[start]

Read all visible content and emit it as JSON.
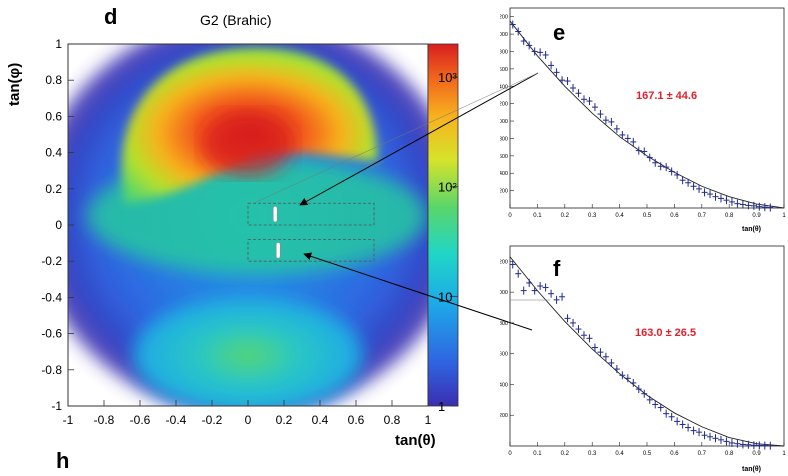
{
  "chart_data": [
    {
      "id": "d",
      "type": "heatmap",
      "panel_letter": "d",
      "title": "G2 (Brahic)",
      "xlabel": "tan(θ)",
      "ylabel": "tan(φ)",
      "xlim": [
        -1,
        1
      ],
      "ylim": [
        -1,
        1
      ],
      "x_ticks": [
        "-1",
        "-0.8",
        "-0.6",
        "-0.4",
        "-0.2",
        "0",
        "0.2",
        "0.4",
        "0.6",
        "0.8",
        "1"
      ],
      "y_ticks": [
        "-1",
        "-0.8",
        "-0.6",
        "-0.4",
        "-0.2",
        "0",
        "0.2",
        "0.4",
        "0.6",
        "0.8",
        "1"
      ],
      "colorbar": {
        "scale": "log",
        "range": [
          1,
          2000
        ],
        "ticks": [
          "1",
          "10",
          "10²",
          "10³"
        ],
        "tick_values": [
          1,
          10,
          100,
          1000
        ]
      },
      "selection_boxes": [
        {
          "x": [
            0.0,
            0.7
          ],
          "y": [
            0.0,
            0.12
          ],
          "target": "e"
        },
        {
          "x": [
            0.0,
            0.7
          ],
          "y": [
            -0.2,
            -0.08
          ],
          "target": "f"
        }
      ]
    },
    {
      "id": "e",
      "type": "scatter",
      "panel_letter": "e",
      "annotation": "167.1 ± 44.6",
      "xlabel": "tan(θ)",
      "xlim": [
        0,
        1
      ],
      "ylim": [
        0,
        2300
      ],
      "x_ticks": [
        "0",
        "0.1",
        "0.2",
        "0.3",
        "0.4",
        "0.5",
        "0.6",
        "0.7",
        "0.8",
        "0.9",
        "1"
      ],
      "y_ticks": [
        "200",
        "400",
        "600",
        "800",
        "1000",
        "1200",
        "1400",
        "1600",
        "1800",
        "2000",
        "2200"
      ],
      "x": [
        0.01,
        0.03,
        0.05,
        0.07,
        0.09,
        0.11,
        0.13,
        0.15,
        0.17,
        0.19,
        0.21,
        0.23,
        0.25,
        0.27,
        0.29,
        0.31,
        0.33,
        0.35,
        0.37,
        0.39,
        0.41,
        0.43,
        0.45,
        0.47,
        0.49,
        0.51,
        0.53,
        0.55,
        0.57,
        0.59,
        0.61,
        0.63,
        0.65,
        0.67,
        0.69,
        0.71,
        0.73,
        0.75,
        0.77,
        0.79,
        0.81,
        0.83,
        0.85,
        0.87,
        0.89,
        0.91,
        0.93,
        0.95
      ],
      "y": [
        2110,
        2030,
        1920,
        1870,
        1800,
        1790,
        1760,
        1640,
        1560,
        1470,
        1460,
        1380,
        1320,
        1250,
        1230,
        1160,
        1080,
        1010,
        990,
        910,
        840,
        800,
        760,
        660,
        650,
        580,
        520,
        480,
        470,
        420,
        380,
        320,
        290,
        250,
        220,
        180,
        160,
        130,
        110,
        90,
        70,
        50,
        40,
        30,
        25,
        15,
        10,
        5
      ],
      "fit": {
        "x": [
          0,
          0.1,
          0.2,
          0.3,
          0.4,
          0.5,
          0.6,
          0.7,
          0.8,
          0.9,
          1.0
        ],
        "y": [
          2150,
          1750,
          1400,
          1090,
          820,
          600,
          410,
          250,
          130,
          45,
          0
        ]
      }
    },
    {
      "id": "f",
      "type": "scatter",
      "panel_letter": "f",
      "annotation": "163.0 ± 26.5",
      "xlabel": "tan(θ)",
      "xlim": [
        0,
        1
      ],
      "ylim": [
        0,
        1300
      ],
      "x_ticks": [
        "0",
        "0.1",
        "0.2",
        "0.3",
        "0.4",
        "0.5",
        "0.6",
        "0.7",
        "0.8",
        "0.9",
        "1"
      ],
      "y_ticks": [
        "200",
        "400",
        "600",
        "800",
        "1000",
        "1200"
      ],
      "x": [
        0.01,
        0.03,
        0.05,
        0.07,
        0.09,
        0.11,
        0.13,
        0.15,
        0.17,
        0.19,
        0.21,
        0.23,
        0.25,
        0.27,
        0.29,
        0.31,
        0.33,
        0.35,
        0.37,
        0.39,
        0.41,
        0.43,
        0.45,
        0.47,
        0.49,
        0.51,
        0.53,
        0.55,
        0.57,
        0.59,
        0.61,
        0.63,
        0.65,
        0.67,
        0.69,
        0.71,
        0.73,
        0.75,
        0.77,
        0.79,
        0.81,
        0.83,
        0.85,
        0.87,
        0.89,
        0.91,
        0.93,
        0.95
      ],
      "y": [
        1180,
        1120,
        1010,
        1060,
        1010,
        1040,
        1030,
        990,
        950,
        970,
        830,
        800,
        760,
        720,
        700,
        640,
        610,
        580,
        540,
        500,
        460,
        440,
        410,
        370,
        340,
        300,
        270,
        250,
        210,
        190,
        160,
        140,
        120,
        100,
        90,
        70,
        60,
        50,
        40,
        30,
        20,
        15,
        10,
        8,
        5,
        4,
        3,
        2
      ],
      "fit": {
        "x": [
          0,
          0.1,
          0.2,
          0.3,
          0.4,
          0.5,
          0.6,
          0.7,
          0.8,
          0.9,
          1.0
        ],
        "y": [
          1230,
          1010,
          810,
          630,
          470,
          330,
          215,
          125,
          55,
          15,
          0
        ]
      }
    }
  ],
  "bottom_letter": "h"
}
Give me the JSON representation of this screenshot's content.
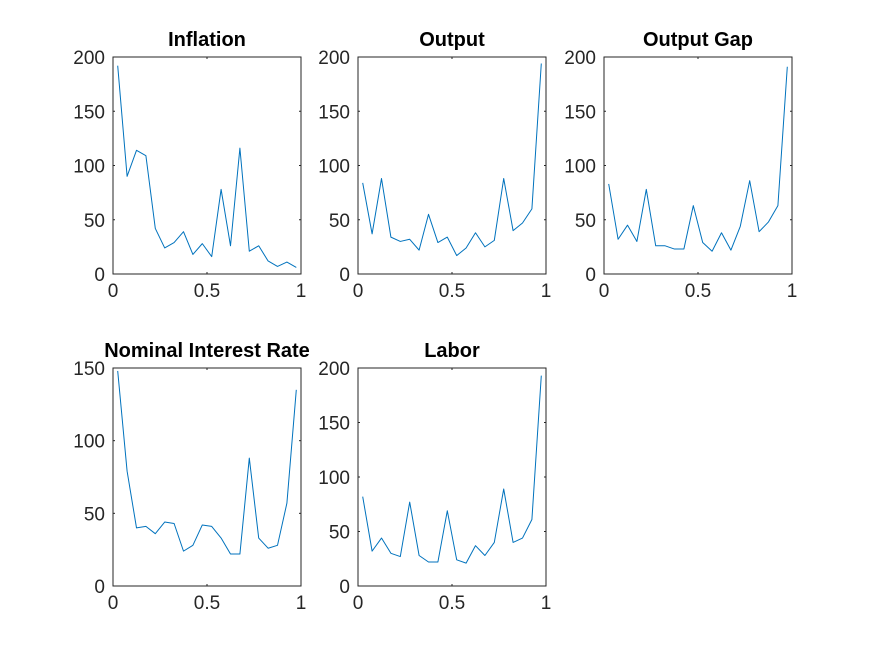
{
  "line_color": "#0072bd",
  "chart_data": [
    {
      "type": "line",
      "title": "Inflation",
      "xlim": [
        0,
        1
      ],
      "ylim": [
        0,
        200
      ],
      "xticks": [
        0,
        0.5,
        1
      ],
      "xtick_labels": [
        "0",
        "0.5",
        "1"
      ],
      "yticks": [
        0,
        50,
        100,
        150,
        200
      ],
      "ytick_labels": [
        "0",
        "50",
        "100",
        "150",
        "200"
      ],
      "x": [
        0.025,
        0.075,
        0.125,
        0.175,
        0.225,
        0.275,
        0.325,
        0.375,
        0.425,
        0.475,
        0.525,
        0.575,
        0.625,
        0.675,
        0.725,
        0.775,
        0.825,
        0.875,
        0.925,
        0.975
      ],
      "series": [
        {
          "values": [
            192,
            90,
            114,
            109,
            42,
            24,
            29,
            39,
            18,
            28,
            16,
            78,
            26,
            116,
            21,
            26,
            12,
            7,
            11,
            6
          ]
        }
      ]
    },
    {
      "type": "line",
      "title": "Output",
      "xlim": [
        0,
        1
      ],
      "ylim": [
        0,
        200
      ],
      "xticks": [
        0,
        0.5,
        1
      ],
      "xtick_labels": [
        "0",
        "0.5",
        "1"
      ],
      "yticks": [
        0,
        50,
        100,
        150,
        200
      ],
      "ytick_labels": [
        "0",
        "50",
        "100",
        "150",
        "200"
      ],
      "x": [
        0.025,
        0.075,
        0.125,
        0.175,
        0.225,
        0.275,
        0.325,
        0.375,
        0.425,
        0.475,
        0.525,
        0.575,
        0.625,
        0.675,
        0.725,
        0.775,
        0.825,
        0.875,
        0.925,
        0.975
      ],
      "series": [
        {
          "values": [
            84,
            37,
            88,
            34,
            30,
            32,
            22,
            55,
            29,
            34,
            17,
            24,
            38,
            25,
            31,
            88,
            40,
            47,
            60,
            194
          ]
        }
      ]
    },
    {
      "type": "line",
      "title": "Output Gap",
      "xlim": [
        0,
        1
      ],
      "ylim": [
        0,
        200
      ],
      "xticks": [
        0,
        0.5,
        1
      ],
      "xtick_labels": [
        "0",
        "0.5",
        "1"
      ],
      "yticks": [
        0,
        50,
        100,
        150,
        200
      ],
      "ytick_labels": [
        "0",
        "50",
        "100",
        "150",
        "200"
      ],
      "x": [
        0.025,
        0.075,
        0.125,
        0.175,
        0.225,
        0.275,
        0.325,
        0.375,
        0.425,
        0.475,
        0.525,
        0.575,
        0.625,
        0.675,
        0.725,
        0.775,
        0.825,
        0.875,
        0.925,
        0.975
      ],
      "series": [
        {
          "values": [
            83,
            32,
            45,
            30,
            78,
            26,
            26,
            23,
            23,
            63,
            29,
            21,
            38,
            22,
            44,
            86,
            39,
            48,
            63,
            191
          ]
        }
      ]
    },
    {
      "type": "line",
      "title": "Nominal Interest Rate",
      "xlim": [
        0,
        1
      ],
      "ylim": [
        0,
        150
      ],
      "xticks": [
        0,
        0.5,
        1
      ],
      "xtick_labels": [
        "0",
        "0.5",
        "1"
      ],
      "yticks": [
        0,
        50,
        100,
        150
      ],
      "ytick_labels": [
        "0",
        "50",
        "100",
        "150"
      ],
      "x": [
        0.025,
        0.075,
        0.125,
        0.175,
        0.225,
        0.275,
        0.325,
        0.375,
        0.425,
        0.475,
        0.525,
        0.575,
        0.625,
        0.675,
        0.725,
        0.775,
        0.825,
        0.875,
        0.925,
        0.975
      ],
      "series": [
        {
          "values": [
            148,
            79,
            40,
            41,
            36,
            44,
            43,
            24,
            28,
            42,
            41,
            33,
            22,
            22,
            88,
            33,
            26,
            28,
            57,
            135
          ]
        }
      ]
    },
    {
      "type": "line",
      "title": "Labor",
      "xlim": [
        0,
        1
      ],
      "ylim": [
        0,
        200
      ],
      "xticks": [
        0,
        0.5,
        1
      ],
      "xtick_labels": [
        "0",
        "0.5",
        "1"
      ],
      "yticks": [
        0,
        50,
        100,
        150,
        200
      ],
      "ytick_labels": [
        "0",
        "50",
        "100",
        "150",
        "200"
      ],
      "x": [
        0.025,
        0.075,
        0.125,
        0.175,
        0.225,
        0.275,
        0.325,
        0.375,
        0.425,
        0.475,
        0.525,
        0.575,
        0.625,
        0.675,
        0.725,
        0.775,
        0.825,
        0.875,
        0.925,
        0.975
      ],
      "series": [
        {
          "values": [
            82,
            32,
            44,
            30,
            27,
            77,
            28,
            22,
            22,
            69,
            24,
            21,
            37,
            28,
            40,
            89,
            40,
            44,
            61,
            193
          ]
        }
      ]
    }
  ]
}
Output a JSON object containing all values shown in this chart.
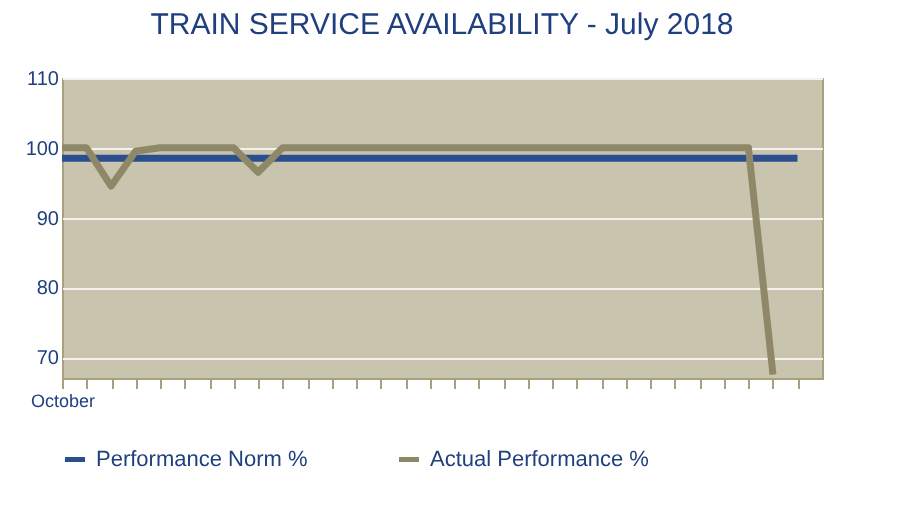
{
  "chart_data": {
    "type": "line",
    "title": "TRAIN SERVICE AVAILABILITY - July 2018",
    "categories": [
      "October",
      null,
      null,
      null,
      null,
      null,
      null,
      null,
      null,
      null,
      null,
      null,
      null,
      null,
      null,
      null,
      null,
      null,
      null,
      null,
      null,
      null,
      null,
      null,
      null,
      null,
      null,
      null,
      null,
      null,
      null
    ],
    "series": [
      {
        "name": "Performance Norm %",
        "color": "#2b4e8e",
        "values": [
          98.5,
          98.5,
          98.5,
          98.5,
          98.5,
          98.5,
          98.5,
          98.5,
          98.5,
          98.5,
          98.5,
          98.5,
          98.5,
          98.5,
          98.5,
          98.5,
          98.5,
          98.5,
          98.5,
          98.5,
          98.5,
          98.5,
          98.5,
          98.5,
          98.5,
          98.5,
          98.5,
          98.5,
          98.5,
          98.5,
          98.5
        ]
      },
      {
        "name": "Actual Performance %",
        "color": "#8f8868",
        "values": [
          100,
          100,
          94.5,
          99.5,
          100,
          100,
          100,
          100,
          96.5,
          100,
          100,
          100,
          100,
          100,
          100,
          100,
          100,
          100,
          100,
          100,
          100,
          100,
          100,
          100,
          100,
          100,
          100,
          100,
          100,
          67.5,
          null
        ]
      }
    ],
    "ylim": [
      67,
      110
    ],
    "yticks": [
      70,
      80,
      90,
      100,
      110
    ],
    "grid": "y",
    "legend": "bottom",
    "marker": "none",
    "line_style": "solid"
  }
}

[end]

_WHAT TO WORK ON_
Looking at the listing above, how many of its lines contain the string "this"? Give the number alone.

_WRITTEN RESPONSE_
2